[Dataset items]
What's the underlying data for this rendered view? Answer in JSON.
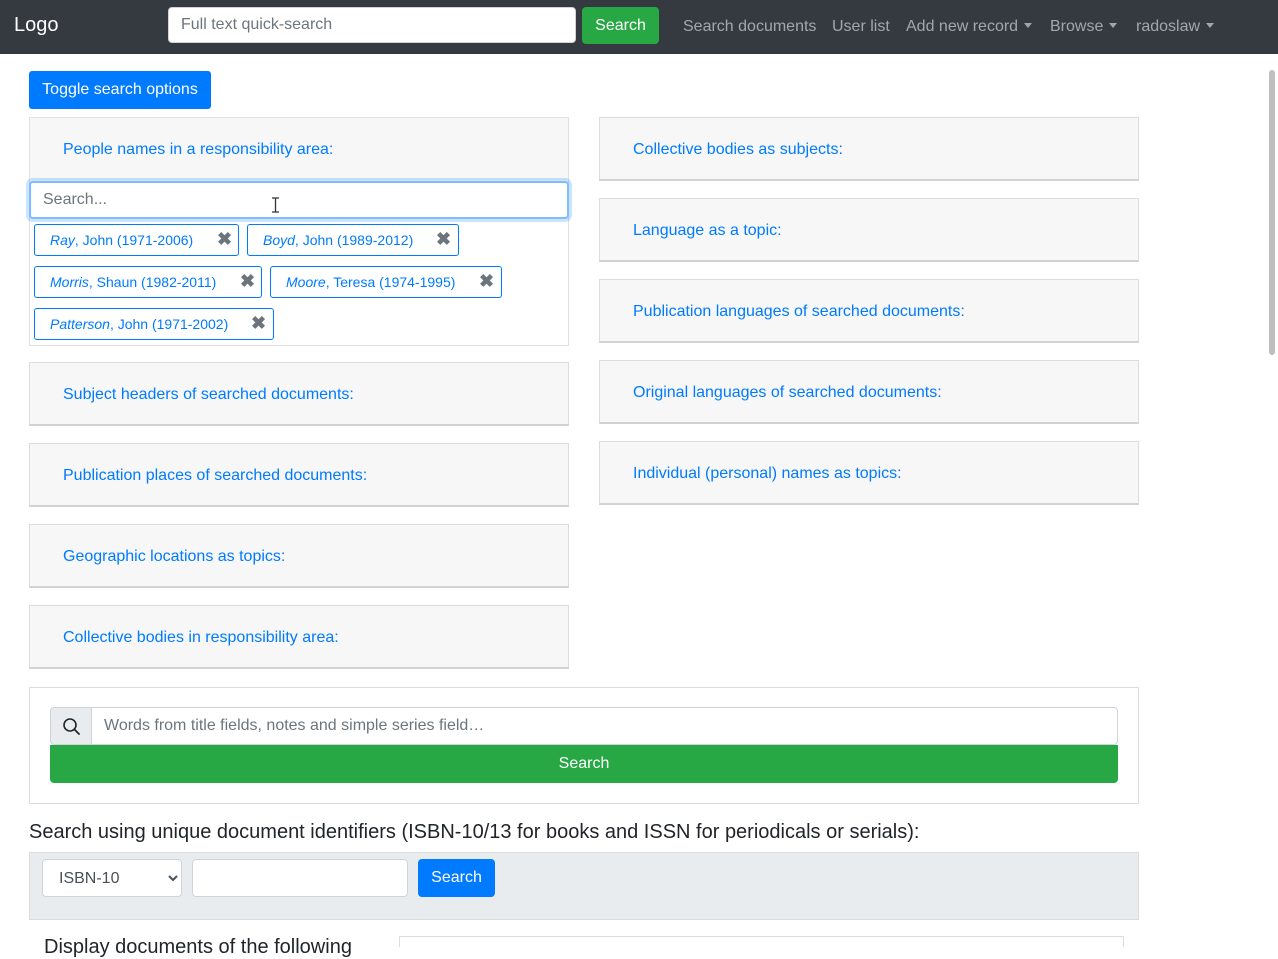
{
  "navbar": {
    "brand": "Logo",
    "quicksearch_placeholder": "Full text quick-search",
    "quicksearch_button": "Search",
    "items": [
      {
        "label": "Search documents"
      },
      {
        "label": "User list"
      },
      {
        "label": "Add new record"
      },
      {
        "label": "Browse"
      },
      {
        "label": "radoslaw"
      }
    ]
  },
  "toggle_button": "Toggle search options",
  "people_card": {
    "title": "People names in a responsibility area:",
    "search_placeholder": "Search...",
    "tags": [
      {
        "surname": "Ray",
        "rest": ", John (1971-2006)"
      },
      {
        "surname": "Boyd",
        "rest": ", John (1989-2012)"
      },
      {
        "surname": "Morris",
        "rest": ", Shaun (1982-2011)"
      },
      {
        "surname": "Moore",
        "rest": ", Teresa (1974-1995)"
      },
      {
        "surname": "Patterson",
        "rest": ", John (1971-2002)"
      }
    ]
  },
  "left_cards": [
    {
      "title": "Subject headers of searched documents:"
    },
    {
      "title": "Publication places of searched documents:"
    },
    {
      "title": "Geographic locations as topics:"
    },
    {
      "title": "Collective bodies in responsibility area:"
    }
  ],
  "right_cards": [
    {
      "title": "Collective bodies as subjects:"
    },
    {
      "title": "Language as a topic:"
    },
    {
      "title": "Publication languages of searched documents:"
    },
    {
      "title": "Original languages of searched documents:"
    },
    {
      "title": "Individual (personal) names as topics:"
    }
  ],
  "main_search": {
    "placeholder": "Words from title fields, notes and simple series field…",
    "button": "Search"
  },
  "identifier_search": {
    "label": "Search using unique document identifiers (ISBN-10/13 for books and ISSN for periodicals or serials):",
    "selected": "ISBN-10",
    "button": "Search"
  },
  "cut_off_text": "Display documents of the following"
}
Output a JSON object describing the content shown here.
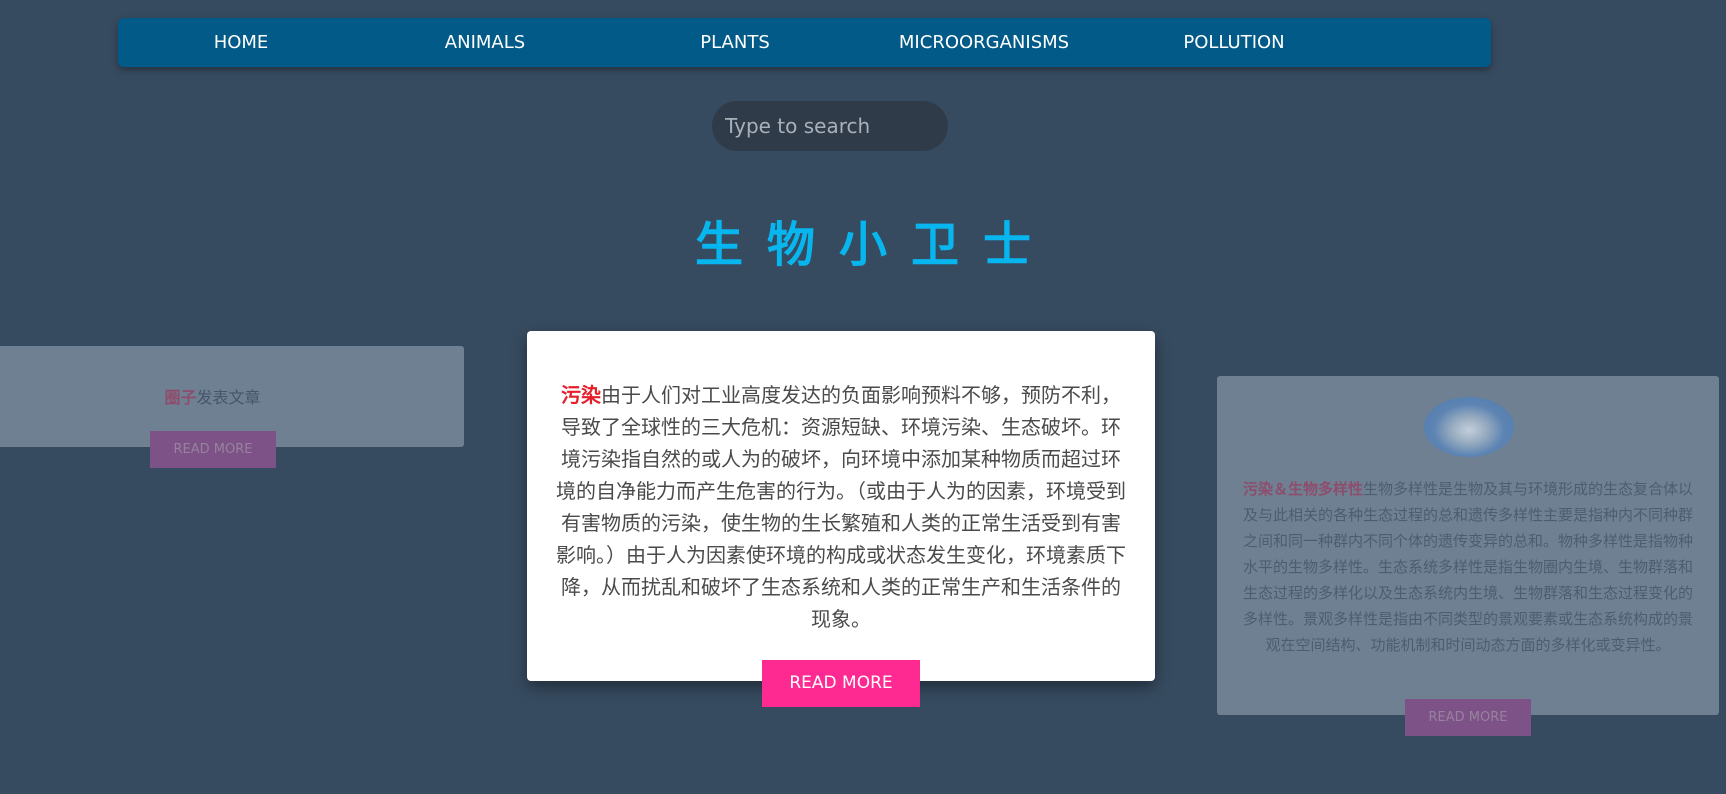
{
  "nav": {
    "items": [
      {
        "label": "HOME"
      },
      {
        "label": "ANIMALS"
      },
      {
        "label": "PLANTS"
      },
      {
        "label": "MICROORGANISMS"
      },
      {
        "label": "POLLUTION"
      }
    ]
  },
  "search": {
    "placeholder": "Type to search"
  },
  "page": {
    "title": "生物小卫士"
  },
  "cards": {
    "left": {
      "highlight": "圈子",
      "text": "发表文章",
      "button": "READ MORE"
    },
    "center": {
      "highlight": "污染",
      "text": "由于人们对工业高度发达的负面影响预料不够，预防不利，导致了全球性的三大危机：资源短缺、环境污染、生态破坏。环境污染指自然的或人为的破坏，向环境中添加某种物质而超过环境的自净能力而产生危害的行为。（或由于人为的因素，环境受到有害物质的污染，使生物的生长繁殖和人类的正常生活受到有害影响。）由于人为因素使环境的构成或状态发生变化，环境素质下降，从而扰乱和破坏了生态系统和人类的正常生产和生活条件的现象。",
      "button": "READ MORE"
    },
    "right": {
      "highlight": "污染＆生物多样性",
      "text": "生物多样性是生物及其与环境形成的生态复合体以及与此相关的各种生态过程的总和遗传多样性主要是指种内不同种群之间和同一种群内不同个体的遗传变异的总和。物种多样性是指物种水平的生物多样性。生态系统多样性是指生物圈内生境、生物群落和生态过程的多样化以及生态系统内生境、生物群落和生态过程变化的多样性。景观多样性是指由不同类型的景观要素或生态系统构成的景观在空间结构、功能机制和时间动态方面的多样化或变异性。",
      "button": "READ MORE"
    }
  },
  "colors": {
    "background": "#374b60",
    "nav": "#015a87",
    "title": "#07b6ee",
    "accent_button": "#ff2992",
    "highlight_red": "#e41e2b"
  }
}
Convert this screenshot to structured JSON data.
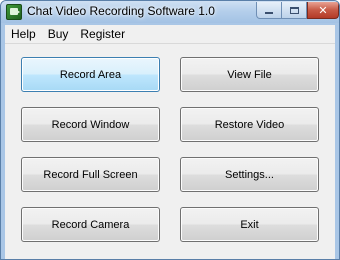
{
  "window": {
    "title": "Chat Video Recording Software 1.0",
    "icon": "app-icon",
    "controls": {
      "minimize": "minimize-icon",
      "maximize": "maximize-icon",
      "close": "✕"
    }
  },
  "menu": {
    "items": [
      "Help",
      "Buy",
      "Register"
    ]
  },
  "buttons": {
    "record_area": "Record Area",
    "view_file": "View File",
    "record_window": "Record Window",
    "restore_video": "Restore Video",
    "record_full_screen": "Record Full Screen",
    "settings": "Settings...",
    "record_camera": "Record Camera",
    "exit": "Exit"
  },
  "colors": {
    "title_bar": "#b5cfeb",
    "focused_button_border": "#3c7fb1",
    "close_button": "#c75a46"
  }
}
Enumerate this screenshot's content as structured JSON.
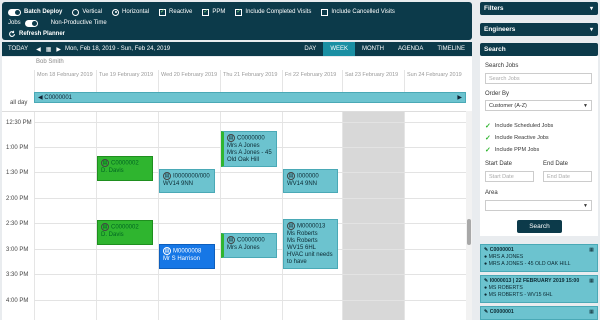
{
  "options": {
    "batch_deploy": "Batch Deploy",
    "vertical": "Vertical",
    "horizontal": "Horizontal",
    "reactive": "Reactive",
    "ppm": "PPM",
    "include_completed": "Include Completed Visits",
    "include_cancelled": "Include Cancelled Visits",
    "jobs": "Jobs",
    "non_productive": "Non-Productive Time",
    "refresh_planner": "Refresh Planner"
  },
  "nav": {
    "today": "TODAY",
    "range": "Mon, Feb 18, 2019 - Sun, Feb 24, 2019",
    "views": [
      "DAY",
      "WEEK",
      "MONTH",
      "AGENDA",
      "TIMELINE"
    ],
    "active_view": "WEEK"
  },
  "calendar": {
    "user": "Bob Smith",
    "days": [
      "Mon 18 February 2019",
      "Tue 19 February 2019",
      "Wed 20 February 2019",
      "Thu 21 February 2019",
      "Fri 22 February 2019",
      "Sat 23 February 2019",
      "Sun 24 February 2019"
    ],
    "allday_label": "all day",
    "allday_event": "C0000001",
    "hours": [
      "12:30 PM",
      "1:00 PM",
      "1:30 PM",
      "2:00 PM",
      "2:30 PM",
      "3:00 PM",
      "3:30 PM",
      "4:00 PM"
    ],
    "events": {
      "e1": {
        "id": "C0000002",
        "name": "D. Davis"
      },
      "e2": {
        "id": "I0000000/000",
        "name": "WV14 9NN"
      },
      "e3": {
        "id": "C0000000",
        "l1": "Mrs A Jones",
        "l2": "Mrs A Jones - 45",
        "l3": "Old Oak Hill"
      },
      "e4": {
        "id": "I000000",
        "name": "WV14 9NN"
      },
      "e5": {
        "id": "C0000002",
        "name": "D. Davis"
      },
      "e6": {
        "id": "C0000000",
        "name": "Mrs A Jones"
      },
      "e7": {
        "id": "M0000013",
        "l1": "Ms Roberts",
        "l2": "Ms Roberts",
        "l3": "WV15 6HL",
        "l4": "HVAC unit needs",
        "l5": "to have"
      },
      "e8": {
        "id": "M0000008",
        "name": "Mr S Harrison"
      }
    }
  },
  "panel": {
    "filters": "Filters",
    "engineers": "Engineers",
    "search": "Search",
    "search_jobs_label": "Search Jobs",
    "search_jobs_placeholder": "Search Jobs",
    "order_by_label": "Order By",
    "order_by_value": "Customer (A-Z)",
    "chk_scheduled": "Include Scheduled Jobs",
    "chk_reactive": "Include Reactive Jobs",
    "chk_ppm": "Include PPM Jobs",
    "start_date_label": "Start Date",
    "end_date_label": "End Date",
    "start_date_placeholder": "Start Date",
    "end_date_placeholder": "End Date",
    "area_label": "Area",
    "search_button": "Search"
  },
  "results": [
    {
      "title": "C0000001",
      "l1": "MRS A JONES",
      "l2": "MRS A JONES - 45 OLD OAK HILL"
    },
    {
      "title": "I0000013 | 22 FEBRUARY 2019 15:00",
      "l1": "MS ROBERTS",
      "l2": "MS ROBERTS - WV15 6HL"
    },
    {
      "title": "C0000001",
      "l1": "",
      "l2": ""
    }
  ]
}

Task directions: Identify the lines above with the word "responsibility". Copy them.

Exercise result:
    "title": "People names in a responsibility area:",
      "title": "Collective bodies in responsibility area:"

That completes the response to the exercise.